■ Written exercise:
Recast as a Markdown table with columns Row and Line the part of the records that opens with the line containing "candle-body bbox=[764, 360, 768, 380]" and closes with the line containing "candle bbox=[214, 412, 218, 458]", both ends included. Number each row, leave out blank lines, and include no other lines.

■ Exercise material:
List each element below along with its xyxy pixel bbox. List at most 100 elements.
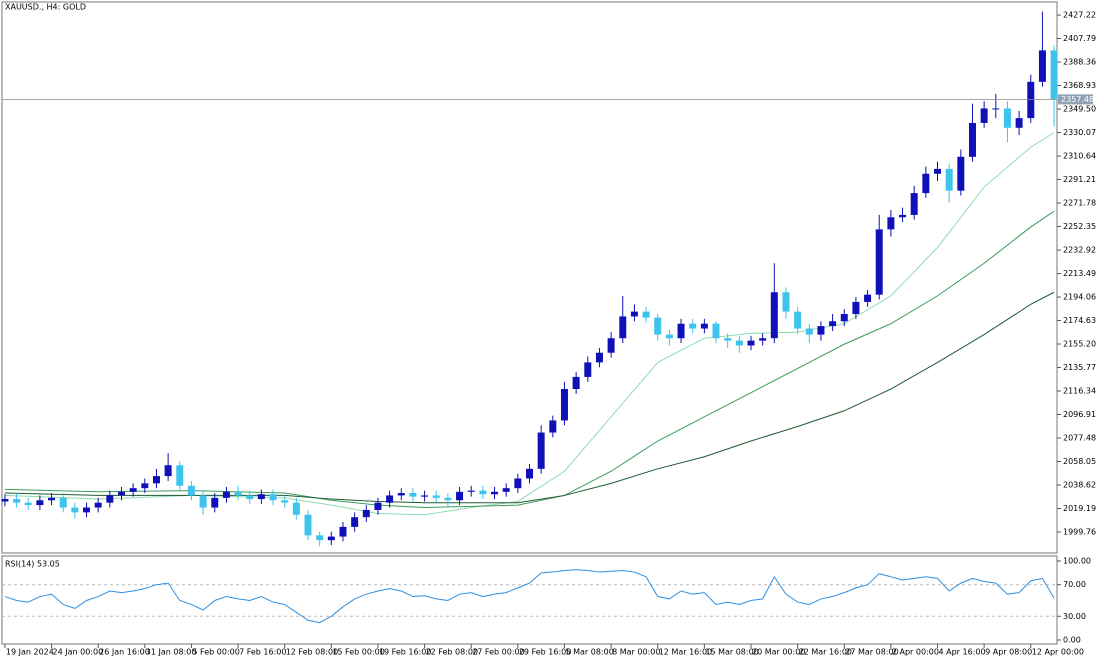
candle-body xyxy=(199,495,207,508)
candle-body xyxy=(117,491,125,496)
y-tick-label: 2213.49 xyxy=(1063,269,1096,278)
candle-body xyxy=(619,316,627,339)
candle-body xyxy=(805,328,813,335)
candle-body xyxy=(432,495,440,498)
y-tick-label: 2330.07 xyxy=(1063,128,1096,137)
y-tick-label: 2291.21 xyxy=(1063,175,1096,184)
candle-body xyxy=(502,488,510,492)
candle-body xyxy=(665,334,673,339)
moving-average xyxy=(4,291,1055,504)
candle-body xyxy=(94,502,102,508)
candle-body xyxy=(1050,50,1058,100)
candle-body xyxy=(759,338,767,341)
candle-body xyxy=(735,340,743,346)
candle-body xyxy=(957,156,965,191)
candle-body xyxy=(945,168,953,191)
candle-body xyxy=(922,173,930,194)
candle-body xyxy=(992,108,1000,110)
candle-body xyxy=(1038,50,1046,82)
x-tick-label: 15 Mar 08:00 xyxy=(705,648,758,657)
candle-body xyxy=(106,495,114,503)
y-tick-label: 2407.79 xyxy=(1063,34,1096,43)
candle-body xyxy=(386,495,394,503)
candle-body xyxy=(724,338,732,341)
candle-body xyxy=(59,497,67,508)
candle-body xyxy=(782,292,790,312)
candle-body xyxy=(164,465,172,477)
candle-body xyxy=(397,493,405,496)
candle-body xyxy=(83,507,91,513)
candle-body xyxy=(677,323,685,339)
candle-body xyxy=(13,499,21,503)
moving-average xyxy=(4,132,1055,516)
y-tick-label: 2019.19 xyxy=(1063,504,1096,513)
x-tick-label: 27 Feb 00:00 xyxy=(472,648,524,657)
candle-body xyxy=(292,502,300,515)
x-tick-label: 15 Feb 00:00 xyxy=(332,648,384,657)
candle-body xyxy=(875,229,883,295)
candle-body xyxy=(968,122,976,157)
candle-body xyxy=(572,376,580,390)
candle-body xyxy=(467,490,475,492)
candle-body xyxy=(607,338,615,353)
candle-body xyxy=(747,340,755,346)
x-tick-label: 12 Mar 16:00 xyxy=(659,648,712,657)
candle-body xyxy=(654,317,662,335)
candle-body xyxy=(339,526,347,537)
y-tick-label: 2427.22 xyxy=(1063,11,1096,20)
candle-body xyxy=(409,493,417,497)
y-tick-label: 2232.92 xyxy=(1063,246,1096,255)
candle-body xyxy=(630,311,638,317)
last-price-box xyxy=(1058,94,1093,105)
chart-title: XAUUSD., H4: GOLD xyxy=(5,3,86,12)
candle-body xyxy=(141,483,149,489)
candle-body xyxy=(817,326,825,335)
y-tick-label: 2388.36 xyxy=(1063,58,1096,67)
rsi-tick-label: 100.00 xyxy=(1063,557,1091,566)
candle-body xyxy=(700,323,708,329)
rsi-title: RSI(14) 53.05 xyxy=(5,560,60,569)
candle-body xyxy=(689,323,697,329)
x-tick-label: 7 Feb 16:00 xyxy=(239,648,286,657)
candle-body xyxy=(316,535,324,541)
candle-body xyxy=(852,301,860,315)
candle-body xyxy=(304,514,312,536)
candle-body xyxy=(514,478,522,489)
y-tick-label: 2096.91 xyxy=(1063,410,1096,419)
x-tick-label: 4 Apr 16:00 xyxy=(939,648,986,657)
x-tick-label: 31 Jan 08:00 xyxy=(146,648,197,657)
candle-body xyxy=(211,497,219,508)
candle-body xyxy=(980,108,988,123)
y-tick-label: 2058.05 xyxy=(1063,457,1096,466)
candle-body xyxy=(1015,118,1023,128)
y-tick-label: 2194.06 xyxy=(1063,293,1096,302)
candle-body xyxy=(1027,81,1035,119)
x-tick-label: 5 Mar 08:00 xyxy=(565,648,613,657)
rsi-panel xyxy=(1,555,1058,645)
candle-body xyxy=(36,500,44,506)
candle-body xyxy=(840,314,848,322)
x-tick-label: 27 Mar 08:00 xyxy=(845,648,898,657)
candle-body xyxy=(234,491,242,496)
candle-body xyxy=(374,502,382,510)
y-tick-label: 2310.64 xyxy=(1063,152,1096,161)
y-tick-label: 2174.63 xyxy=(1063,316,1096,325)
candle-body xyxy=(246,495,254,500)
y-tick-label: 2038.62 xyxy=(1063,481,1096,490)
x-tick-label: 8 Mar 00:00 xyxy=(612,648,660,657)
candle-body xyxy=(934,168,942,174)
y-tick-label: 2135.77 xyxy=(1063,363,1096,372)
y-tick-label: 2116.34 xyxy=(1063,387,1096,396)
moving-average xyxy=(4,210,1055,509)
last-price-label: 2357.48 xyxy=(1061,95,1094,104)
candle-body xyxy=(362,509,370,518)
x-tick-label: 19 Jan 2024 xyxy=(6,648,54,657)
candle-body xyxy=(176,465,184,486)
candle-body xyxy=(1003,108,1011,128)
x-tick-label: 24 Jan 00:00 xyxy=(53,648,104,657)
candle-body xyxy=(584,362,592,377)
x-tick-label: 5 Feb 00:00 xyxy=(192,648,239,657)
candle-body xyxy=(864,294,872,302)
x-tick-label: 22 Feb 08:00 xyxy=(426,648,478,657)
* * *
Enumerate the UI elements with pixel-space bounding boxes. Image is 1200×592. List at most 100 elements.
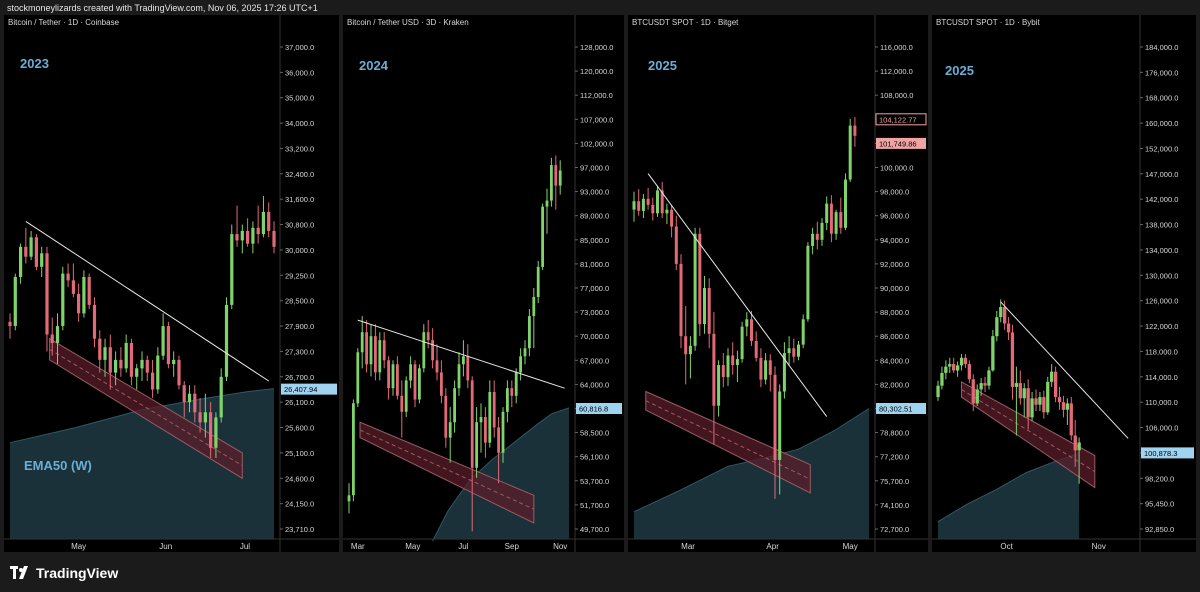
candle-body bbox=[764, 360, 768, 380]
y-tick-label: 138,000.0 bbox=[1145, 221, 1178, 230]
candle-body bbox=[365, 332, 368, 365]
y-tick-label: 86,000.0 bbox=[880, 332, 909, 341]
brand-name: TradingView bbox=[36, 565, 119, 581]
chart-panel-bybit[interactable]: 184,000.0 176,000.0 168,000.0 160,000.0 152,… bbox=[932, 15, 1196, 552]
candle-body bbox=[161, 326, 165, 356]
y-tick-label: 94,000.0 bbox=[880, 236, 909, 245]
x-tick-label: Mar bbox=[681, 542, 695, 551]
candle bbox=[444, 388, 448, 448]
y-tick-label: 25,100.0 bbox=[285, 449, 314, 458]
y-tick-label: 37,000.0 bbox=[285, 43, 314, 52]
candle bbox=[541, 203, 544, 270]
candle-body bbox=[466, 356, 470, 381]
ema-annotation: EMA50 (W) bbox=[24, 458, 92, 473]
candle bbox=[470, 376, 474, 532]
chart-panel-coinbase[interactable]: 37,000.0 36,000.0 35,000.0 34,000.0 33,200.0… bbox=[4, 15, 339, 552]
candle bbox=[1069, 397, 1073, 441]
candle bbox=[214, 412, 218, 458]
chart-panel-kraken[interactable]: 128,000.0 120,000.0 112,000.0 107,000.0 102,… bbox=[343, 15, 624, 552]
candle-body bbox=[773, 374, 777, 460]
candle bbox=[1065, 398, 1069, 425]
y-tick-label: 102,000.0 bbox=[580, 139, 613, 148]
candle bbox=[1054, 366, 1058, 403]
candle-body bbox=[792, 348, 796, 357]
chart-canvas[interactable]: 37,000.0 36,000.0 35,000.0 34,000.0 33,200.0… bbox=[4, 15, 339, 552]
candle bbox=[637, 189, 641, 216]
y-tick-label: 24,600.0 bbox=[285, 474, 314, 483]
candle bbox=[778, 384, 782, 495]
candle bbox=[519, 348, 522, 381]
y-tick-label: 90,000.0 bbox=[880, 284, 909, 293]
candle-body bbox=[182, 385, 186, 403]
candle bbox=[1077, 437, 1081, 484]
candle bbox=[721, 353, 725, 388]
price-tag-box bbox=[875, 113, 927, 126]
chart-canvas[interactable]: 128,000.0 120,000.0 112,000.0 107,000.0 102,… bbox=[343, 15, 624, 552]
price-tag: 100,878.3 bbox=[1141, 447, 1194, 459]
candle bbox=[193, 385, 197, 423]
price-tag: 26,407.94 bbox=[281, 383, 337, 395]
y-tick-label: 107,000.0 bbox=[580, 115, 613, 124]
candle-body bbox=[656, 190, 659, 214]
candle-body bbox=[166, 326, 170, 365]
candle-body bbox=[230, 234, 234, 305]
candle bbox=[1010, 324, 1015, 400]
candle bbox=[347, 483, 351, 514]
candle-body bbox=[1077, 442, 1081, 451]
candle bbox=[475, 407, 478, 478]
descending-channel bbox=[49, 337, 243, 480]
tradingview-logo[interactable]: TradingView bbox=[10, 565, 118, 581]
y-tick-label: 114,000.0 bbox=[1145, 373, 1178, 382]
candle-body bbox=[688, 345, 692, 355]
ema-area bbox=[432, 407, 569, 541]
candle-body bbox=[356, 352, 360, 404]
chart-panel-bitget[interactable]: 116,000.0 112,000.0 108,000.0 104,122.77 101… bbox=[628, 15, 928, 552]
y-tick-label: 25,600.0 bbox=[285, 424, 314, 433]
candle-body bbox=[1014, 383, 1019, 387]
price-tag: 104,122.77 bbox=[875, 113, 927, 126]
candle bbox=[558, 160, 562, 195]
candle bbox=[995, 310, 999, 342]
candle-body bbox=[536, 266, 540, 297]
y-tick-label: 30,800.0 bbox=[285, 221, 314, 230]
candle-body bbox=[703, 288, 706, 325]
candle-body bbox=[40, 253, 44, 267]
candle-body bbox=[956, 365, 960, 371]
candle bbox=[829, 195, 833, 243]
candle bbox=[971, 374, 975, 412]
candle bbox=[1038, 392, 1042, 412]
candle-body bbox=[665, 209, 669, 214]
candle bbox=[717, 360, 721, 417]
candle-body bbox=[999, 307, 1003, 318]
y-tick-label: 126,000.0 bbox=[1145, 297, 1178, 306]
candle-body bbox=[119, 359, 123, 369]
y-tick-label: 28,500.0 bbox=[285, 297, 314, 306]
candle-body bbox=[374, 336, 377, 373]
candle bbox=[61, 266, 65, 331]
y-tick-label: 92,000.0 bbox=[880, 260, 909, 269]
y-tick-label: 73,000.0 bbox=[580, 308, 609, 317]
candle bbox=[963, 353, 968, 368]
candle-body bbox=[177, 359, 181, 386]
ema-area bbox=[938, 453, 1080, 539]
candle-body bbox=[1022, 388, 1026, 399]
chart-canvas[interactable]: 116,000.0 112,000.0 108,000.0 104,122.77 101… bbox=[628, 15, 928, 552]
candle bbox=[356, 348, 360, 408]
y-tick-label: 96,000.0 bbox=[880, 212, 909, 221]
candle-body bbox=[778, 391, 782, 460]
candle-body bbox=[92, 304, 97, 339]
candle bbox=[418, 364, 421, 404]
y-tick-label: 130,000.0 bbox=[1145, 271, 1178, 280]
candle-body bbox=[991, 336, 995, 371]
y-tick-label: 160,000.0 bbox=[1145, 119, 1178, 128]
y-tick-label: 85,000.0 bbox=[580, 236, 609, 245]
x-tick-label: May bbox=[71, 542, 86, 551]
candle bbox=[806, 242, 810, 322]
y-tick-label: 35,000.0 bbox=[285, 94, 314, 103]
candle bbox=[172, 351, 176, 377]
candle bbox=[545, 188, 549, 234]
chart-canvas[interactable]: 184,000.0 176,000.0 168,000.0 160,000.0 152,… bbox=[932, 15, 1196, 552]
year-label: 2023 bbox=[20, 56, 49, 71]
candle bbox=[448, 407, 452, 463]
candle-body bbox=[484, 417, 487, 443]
--
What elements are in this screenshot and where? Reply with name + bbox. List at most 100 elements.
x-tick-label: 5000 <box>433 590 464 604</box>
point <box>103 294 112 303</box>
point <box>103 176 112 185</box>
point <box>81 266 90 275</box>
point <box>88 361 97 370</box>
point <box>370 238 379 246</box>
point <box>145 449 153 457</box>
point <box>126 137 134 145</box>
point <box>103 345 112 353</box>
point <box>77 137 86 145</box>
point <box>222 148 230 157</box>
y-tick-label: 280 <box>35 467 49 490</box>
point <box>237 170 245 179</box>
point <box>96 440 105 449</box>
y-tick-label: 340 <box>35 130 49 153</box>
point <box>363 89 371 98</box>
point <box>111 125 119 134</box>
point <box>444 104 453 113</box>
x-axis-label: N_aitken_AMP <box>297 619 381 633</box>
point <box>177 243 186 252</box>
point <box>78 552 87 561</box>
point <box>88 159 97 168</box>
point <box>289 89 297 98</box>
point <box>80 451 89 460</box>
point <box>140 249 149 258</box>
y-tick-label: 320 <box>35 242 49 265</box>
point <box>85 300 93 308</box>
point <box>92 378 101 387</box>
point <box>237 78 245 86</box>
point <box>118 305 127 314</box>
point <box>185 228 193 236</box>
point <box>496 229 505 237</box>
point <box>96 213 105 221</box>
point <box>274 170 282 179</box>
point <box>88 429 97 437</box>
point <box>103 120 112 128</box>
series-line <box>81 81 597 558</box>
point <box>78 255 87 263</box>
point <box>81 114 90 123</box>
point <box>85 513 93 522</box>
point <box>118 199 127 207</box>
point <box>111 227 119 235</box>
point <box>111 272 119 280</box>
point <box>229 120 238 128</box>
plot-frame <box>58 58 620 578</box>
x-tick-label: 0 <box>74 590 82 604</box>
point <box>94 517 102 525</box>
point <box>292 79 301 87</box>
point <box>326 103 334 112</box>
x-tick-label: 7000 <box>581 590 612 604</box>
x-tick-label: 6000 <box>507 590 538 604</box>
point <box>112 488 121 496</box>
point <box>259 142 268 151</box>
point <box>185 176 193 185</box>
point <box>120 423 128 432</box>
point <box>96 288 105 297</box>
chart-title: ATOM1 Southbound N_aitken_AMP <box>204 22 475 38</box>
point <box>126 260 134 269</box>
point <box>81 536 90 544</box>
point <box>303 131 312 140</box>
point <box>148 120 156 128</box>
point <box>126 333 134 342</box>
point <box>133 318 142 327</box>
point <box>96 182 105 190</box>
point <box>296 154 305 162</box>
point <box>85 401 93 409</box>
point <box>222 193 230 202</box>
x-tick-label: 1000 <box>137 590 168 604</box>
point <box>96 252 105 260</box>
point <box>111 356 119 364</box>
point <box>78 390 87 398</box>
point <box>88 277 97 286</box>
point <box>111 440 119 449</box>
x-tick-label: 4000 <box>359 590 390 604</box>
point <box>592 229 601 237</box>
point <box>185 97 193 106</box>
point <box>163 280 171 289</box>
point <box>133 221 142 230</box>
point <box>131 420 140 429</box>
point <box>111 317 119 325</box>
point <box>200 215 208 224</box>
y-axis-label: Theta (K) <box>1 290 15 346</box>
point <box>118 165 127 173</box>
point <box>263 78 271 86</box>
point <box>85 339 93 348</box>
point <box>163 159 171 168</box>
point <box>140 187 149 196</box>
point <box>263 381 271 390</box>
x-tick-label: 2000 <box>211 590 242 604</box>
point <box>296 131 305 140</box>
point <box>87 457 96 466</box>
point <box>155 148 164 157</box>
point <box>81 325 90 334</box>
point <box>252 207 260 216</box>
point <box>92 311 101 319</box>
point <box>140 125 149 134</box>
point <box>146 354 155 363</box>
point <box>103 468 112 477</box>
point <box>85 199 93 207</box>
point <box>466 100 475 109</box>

■ Solved exercise:
| Row | Line |
|---|---|
| 1 | candle-body bbox=[764, 360, 768, 380] |
| 2 | y-tick-label: 138,000.0 bbox=[1145, 221, 1178, 230] |
| 3 | candle-body bbox=[365, 332, 368, 365] |
| 4 | y-tick-label: 86,000.0 bbox=[880, 332, 909, 341] |
| 5 | brand-name: TradingView bbox=[36, 565, 119, 581] |
| 6 | chart-panel-bybit[interactable]: 184,000.0 176,000.0 168,000.0 160,000.0 152,… bbox=[932, 15, 1196, 552] |
| 7 | candle-body bbox=[161, 326, 165, 356] |
| 8 | y-tick-label: 94,000.0 bbox=[880, 236, 909, 245] |
| 9 | x-tick-label: Mar bbox=[681, 542, 695, 551] |
| 10 | candle bbox=[444, 388, 448, 448] |
| 11 | y-tick-label: 25,100.0 bbox=[285, 449, 314, 458] |
| 12 | y-tick-label: 37,000.0 bbox=[285, 43, 314, 52] |
| 13 | candle bbox=[541, 203, 544, 270] |
| 14 | candle-body bbox=[466, 356, 470, 381] |
| 15 | ema-annotation: EMA50 (W) bbox=[24, 458, 92, 473] |
| 16 | candle bbox=[470, 376, 474, 532] |
| 17 | chart-panel-coinbase[interactable]: 37,000.0 36,000.0 35,000.0 34,000.0 33,200.0… bbox=[4, 15, 339, 552] |
| 18 | candle bbox=[1069, 397, 1073, 441] |
| 19 | candle bbox=[214, 412, 218, 458] |